** START **
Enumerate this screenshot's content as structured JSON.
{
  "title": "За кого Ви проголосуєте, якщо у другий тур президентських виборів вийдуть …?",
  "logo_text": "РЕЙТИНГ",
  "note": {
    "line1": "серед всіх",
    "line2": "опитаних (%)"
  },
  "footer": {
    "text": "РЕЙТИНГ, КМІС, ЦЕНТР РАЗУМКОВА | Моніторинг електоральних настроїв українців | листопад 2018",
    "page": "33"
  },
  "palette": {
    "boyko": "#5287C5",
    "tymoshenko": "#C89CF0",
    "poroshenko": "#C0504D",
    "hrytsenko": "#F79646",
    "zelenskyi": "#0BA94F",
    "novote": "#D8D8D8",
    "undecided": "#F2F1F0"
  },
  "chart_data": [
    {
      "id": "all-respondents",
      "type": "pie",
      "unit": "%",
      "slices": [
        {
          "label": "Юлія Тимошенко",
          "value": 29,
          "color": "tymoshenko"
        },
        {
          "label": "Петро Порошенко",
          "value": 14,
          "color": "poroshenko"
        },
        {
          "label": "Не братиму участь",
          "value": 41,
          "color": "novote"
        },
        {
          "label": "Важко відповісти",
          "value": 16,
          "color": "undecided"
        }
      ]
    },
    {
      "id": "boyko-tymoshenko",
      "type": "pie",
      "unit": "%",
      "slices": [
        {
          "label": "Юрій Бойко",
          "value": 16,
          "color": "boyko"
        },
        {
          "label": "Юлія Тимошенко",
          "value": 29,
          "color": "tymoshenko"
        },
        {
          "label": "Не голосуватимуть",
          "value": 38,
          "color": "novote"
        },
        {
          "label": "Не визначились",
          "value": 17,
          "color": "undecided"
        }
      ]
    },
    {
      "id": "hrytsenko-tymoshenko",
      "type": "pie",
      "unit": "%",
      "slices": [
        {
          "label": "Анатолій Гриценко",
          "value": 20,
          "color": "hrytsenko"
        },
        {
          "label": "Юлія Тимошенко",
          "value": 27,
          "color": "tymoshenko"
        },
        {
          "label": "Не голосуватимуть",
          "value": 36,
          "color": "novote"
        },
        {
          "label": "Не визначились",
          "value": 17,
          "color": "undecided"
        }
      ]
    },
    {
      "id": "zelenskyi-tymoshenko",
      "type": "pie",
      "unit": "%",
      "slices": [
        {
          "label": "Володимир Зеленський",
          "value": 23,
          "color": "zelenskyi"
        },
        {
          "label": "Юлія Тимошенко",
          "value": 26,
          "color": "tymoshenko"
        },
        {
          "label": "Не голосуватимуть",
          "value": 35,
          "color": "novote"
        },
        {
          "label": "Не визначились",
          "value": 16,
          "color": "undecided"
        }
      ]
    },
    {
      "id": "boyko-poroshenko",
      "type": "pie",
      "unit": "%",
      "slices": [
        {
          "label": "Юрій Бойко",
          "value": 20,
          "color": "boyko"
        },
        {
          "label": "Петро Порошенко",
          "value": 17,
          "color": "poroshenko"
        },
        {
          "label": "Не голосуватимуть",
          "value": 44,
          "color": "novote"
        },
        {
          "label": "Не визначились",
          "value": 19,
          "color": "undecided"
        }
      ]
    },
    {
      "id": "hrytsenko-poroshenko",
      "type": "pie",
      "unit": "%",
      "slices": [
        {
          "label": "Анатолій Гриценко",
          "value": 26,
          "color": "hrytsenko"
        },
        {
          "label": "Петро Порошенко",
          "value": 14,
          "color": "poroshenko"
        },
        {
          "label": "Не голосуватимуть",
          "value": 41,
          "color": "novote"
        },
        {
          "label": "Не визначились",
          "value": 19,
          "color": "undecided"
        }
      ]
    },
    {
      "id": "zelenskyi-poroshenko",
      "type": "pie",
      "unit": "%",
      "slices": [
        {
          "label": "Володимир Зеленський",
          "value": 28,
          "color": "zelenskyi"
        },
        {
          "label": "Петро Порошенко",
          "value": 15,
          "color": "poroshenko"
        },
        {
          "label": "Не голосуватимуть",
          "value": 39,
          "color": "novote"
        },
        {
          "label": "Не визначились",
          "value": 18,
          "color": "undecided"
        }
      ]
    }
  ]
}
** END **
The request:
Repeat all entries. Match them exactly.

Exercise solution:
Enumerate this screenshot's content as structured JSON.
{
  "title": "За кого Ви проголосуєте, якщо у другий тур президентських виборів вийдуть …?",
  "logo_text": "РЕЙТИНГ",
  "note": {
    "line1": "серед всіх",
    "line2": "опитаних (%)"
  },
  "footer": {
    "text": "РЕЙТИНГ, КМІС, ЦЕНТР РАЗУМКОВА | Моніторинг електоральних настроїв українців | листопад 2018",
    "page": "33"
  },
  "palette": {
    "boyko": "#5287C5",
    "tymoshenko": "#C89CF0",
    "poroshenko": "#C0504D",
    "hrytsenko": "#F79646",
    "zelenskyi": "#0BA94F",
    "novote": "#D8D8D8",
    "undecided": "#F2F1F0"
  },
  "chart_data": [
    {
      "id": "all-respondents",
      "type": "pie",
      "unit": "%",
      "slices": [
        {
          "label": "Юлія Тимошенко",
          "value": 29,
          "color": "tymoshenko"
        },
        {
          "label": "Петро Порошенко",
          "value": 14,
          "color": "poroshenko"
        },
        {
          "label": "Не братиму участь",
          "value": 41,
          "color": "novote"
        },
        {
          "label": "Важко відповісти",
          "value": 16,
          "color": "undecided"
        }
      ]
    },
    {
      "id": "boyko-tymoshenko",
      "type": "pie",
      "unit": "%",
      "slices": [
        {
          "label": "Юрій Бойко",
          "value": 16,
          "color": "boyko"
        },
        {
          "label": "Юлія Тимошенко",
          "value": 29,
          "color": "tymoshenko"
        },
        {
          "label": "Не голосуватимуть",
          "value": 38,
          "color": "novote"
        },
        {
          "label": "Не визначились",
          "value": 17,
          "color": "undecided"
        }
      ]
    },
    {
      "id": "hrytsenko-tymoshenko",
      "type": "pie",
      "unit": "%",
      "slices": [
        {
          "label": "Анатолій Гриценко",
          "value": 20,
          "color": "hrytsenko"
        },
        {
          "label": "Юлія Тимошенко",
          "value": 27,
          "color": "tymoshenko"
        },
        {
          "label": "Не голосуватимуть",
          "value": 36,
          "color": "novote"
        },
        {
          "label": "Не визначились",
          "value": 17,
          "color": "undecided"
        }
      ]
    },
    {
      "id": "zelenskyi-tymoshenko",
      "type": "pie",
      "unit": "%",
      "slices": [
        {
          "label": "Володимир Зеленський",
          "value": 23,
          "color": "zelenskyi"
        },
        {
          "label": "Юлія Тимошенко",
          "value": 26,
          "color": "tymoshenko"
        },
        {
          "label": "Не голосуватимуть",
          "value": 35,
          "color": "novote"
        },
        {
          "label": "Не визначились",
          "value": 16,
          "color": "undecided"
        }
      ]
    },
    {
      "id": "boyko-poroshenko",
      "type": "pie",
      "unit": "%",
      "slices": [
        {
          "label": "Юрій Бойко",
          "value": 20,
          "color": "boyko"
        },
        {
          "label": "Петро Порошенко",
          "value": 17,
          "color": "poroshenko"
        },
        {
          "label": "Не голосуватимуть",
          "value": 44,
          "color": "novote"
        },
        {
          "label": "Не визначились",
          "value": 19,
          "color": "undecided"
        }
      ]
    },
    {
      "id": "hrytsenko-poroshenko",
      "type": "pie",
      "unit": "%",
      "slices": [
        {
          "label": "Анатолій Гриценко",
          "value": 26,
          "color": "hrytsenko"
        },
        {
          "label": "Петро Порошенко",
          "value": 14,
          "color": "poroshenko"
        },
        {
          "label": "Не голосуватимуть",
          "value": 41,
          "color": "novote"
        },
        {
          "label": "Не визначились",
          "value": 19,
          "color": "undecided"
        }
      ]
    },
    {
      "id": "zelenskyi-poroshenko",
      "type": "pie",
      "unit": "%",
      "slices": [
        {
          "label": "Володимир Зеленський",
          "value": 28,
          "color": "zelenskyi"
        },
        {
          "label": "Петро Порошенко",
          "value": 15,
          "color": "poroshenko"
        },
        {
          "label": "Не голосуватимуть",
          "value": 39,
          "color": "novote"
        },
        {
          "label": "Не визначились",
          "value": 18,
          "color": "undecided"
        }
      ]
    }
  ]
}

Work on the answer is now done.